=== WHAT IS ASKED ===
Copy all lines of the listing that include the string "false".

=== MATERIAL SUPPLIED ===
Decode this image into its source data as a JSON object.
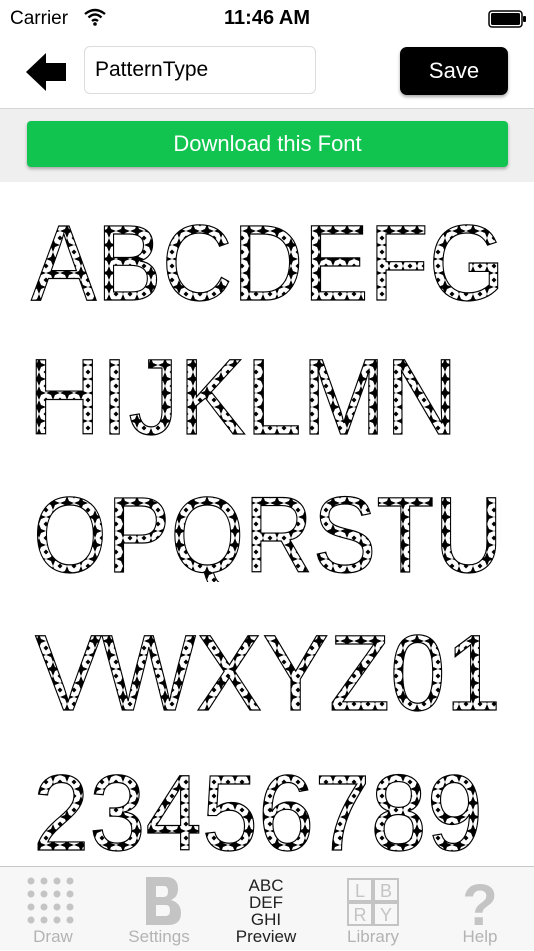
{
  "status": {
    "carrier": "Carrier",
    "time": "11:46 AM"
  },
  "toolbar": {
    "font_name": "PatternType",
    "save_label": "Save"
  },
  "download_label": "Download this Font",
  "preview": {
    "rows": [
      "ABCDEFG",
      "HIJKLMN",
      "OPQRSTU",
      "VWXYZ01",
      "23456789"
    ]
  },
  "tabs": [
    {
      "label": "Draw",
      "icon": "dot-grid-icon",
      "active": false
    },
    {
      "label": "Settings",
      "icon": "letter-b-icon",
      "active": false
    },
    {
      "label": "Preview",
      "icon": "abc-grid-icon",
      "active": true,
      "icon_text": [
        "ABC",
        "DEF",
        "GHI"
      ]
    },
    {
      "label": "Library",
      "icon": "library-grid-icon",
      "active": false,
      "icon_text": [
        "L",
        "B",
        "R",
        "Y"
      ]
    },
    {
      "label": "Help",
      "icon": "question-mark-icon",
      "active": false,
      "icon_text": [
        "?"
      ]
    }
  ],
  "colors": {
    "accent_green": "#11c450",
    "save_bg": "#000000",
    "inactive_tab": "#b3b3b3"
  }
}
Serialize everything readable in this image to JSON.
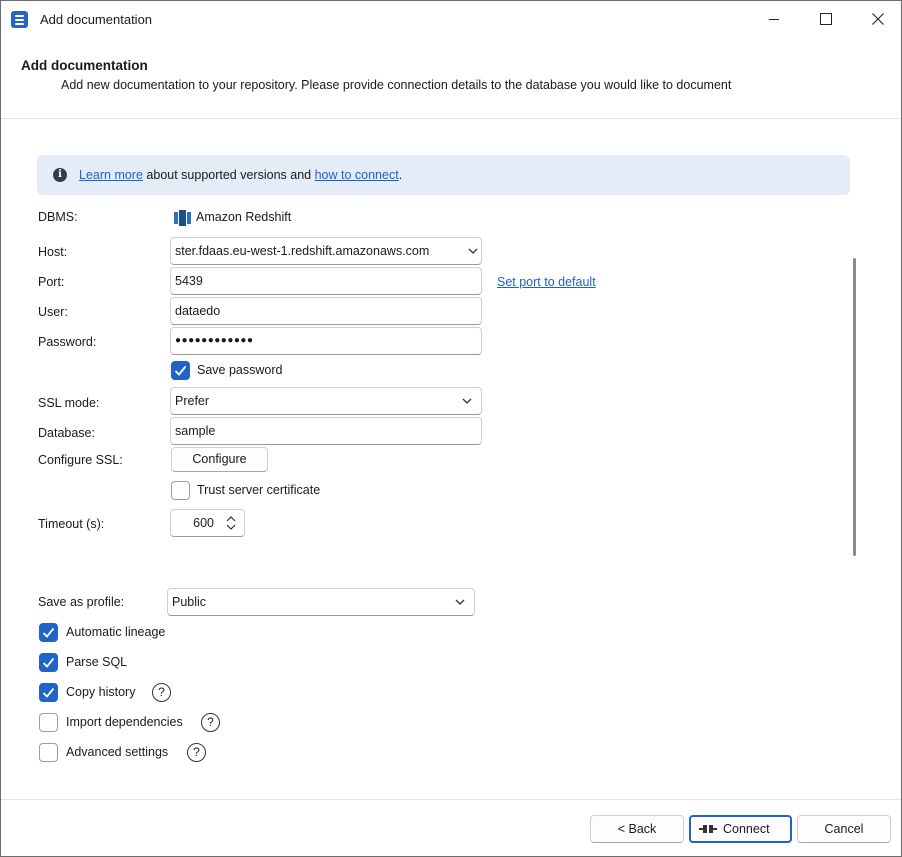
{
  "window": {
    "title": "Add documentation"
  },
  "header": {
    "title": "Add documentation",
    "description": "Add new documentation to your repository. Please provide connection details to the database you would like to document"
  },
  "info": {
    "link1": "Learn more",
    "text1": " about supported versions and ",
    "link2": "how to connect",
    "text2": "."
  },
  "form": {
    "dbms_label": "DBMS:",
    "dbms_value": "Amazon Redshift",
    "host_label": "Host:",
    "host_value": "ster.fdaas.eu-west-1.redshift.amazonaws.com",
    "port_label": "Port:",
    "port_value": "5439",
    "port_default_link": "Set port to default",
    "user_label": "User:",
    "user_value": "dataedo",
    "password_label": "Password:",
    "password_value": "●●●●●●●●●●●●",
    "save_password_label": "Save password",
    "save_password_checked": true,
    "ssl_mode_label": "SSL mode:",
    "ssl_mode_value": "Prefer",
    "database_label": "Database:",
    "database_value": "sample",
    "configure_ssl_label": "Configure SSL:",
    "configure_button": "Configure",
    "trust_cert_label": "Trust server certificate",
    "trust_cert_checked": false,
    "timeout_label": "Timeout (s):",
    "timeout_value": "600"
  },
  "options": {
    "profile_label": "Save as profile:",
    "profile_value": "Public",
    "automatic_lineage": "Automatic lineage",
    "automatic_lineage_checked": true,
    "parse_sql": "Parse SQL",
    "parse_sql_checked": true,
    "copy_history": "Copy history",
    "copy_history_checked": true,
    "import_dependencies": "Import dependencies",
    "import_dependencies_checked": false,
    "advanced_settings": "Advanced settings",
    "advanced_settings_checked": false,
    "help_glyph": "?"
  },
  "footer": {
    "back": "< Back",
    "connect": "Connect",
    "cancel": "Cancel"
  },
  "colors": {
    "accent": "#2063c9",
    "info_bg": "#e3ecf7",
    "link": "#1f62c9"
  }
}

=== WRITTEN ANSWER ===
      "active": false
      "active": false
      "active": false,
      "active": false,
    "trust_cert_checked": false,
    "import_dependencies_checked": false,
    "advanced_settings_checked": false,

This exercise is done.